Stored records:
· · · ·

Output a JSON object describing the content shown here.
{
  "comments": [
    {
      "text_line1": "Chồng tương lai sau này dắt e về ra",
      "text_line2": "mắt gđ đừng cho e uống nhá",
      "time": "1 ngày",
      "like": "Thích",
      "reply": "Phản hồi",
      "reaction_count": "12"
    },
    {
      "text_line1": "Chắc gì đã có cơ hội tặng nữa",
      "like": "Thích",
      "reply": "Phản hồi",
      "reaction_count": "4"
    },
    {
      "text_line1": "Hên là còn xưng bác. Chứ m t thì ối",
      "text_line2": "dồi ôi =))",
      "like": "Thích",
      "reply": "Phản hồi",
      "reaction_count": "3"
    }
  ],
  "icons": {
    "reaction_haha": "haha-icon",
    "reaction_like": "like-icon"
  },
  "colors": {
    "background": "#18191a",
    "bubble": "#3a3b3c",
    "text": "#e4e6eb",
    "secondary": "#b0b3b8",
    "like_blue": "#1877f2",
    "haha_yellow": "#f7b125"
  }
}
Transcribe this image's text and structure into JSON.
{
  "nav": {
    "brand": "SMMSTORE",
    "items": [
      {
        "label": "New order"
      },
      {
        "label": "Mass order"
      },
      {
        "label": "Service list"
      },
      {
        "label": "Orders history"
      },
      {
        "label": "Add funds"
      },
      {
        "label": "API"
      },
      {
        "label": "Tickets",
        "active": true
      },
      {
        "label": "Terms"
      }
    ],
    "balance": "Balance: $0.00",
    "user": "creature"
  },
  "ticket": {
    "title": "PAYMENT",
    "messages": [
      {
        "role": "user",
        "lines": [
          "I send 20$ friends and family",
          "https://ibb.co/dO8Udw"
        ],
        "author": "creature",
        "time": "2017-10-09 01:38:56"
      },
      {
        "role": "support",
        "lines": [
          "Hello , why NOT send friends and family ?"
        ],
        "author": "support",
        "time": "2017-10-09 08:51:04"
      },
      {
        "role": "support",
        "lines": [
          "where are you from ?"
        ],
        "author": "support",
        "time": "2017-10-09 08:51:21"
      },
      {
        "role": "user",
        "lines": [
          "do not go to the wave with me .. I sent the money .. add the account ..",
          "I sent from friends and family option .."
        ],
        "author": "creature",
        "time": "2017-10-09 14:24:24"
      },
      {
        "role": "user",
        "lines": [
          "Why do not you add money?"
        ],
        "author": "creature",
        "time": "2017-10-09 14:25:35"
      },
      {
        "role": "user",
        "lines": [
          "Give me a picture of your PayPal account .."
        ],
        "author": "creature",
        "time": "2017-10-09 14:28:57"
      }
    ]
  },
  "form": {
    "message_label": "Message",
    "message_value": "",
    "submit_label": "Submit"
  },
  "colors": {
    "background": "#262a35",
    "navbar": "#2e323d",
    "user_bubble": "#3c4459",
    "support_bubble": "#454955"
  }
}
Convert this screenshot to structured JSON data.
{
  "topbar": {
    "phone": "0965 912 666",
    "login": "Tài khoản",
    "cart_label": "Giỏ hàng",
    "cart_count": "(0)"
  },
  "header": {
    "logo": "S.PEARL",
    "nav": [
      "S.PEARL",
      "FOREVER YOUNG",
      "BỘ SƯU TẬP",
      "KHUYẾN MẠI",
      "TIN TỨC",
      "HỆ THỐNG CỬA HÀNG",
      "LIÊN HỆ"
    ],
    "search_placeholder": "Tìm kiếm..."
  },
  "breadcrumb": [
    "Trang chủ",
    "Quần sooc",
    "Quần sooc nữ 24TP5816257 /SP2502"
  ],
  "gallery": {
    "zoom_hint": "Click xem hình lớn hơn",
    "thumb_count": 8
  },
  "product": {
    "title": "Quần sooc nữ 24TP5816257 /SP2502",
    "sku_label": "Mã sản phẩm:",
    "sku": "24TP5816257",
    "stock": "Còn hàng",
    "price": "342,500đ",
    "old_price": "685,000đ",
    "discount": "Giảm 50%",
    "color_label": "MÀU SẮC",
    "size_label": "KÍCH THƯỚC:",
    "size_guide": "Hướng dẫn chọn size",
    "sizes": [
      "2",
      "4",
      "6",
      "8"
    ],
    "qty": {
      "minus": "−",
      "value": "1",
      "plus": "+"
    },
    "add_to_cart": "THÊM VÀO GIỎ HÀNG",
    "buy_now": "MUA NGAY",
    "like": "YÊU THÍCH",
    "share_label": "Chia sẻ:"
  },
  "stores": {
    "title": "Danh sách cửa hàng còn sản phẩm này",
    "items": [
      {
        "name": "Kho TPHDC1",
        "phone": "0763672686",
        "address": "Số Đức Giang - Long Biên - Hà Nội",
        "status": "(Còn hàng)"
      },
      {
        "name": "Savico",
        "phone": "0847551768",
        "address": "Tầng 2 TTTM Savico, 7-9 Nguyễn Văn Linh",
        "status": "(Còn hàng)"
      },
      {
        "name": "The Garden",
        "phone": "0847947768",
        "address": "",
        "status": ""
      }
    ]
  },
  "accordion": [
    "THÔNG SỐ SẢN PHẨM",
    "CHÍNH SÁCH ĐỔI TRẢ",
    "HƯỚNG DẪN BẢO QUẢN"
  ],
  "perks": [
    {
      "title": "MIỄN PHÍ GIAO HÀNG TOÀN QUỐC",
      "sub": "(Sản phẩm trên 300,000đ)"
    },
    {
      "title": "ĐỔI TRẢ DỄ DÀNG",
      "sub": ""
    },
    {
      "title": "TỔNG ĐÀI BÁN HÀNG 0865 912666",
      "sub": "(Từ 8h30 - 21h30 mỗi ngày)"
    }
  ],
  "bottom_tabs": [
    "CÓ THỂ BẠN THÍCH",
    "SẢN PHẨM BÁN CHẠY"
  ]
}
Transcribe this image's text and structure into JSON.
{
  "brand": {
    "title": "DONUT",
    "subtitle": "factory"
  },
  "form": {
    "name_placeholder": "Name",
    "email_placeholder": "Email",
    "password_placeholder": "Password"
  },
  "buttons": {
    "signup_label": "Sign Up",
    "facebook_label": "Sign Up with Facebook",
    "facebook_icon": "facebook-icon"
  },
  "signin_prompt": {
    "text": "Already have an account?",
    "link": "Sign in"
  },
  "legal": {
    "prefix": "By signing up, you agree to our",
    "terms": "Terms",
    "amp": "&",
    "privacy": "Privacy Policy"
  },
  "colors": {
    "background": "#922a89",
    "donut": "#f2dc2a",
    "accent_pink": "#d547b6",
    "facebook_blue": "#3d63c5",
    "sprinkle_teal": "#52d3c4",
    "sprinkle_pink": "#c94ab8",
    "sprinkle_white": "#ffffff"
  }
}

· · · ·

Problem:
Where a line above includes "time", copy that line.

Complete answer:
      "time": "1 ngày",
        "time": "2017-10-09 01:38:56"
        "time": "2017-10-09 08:51:04"
        "time": "2017-10-09 08:51:21"
        "time": "2017-10-09 14:24:24"
        "time": "2017-10-09 14:25:35"
        "time": "2017-10-09 14:28:57"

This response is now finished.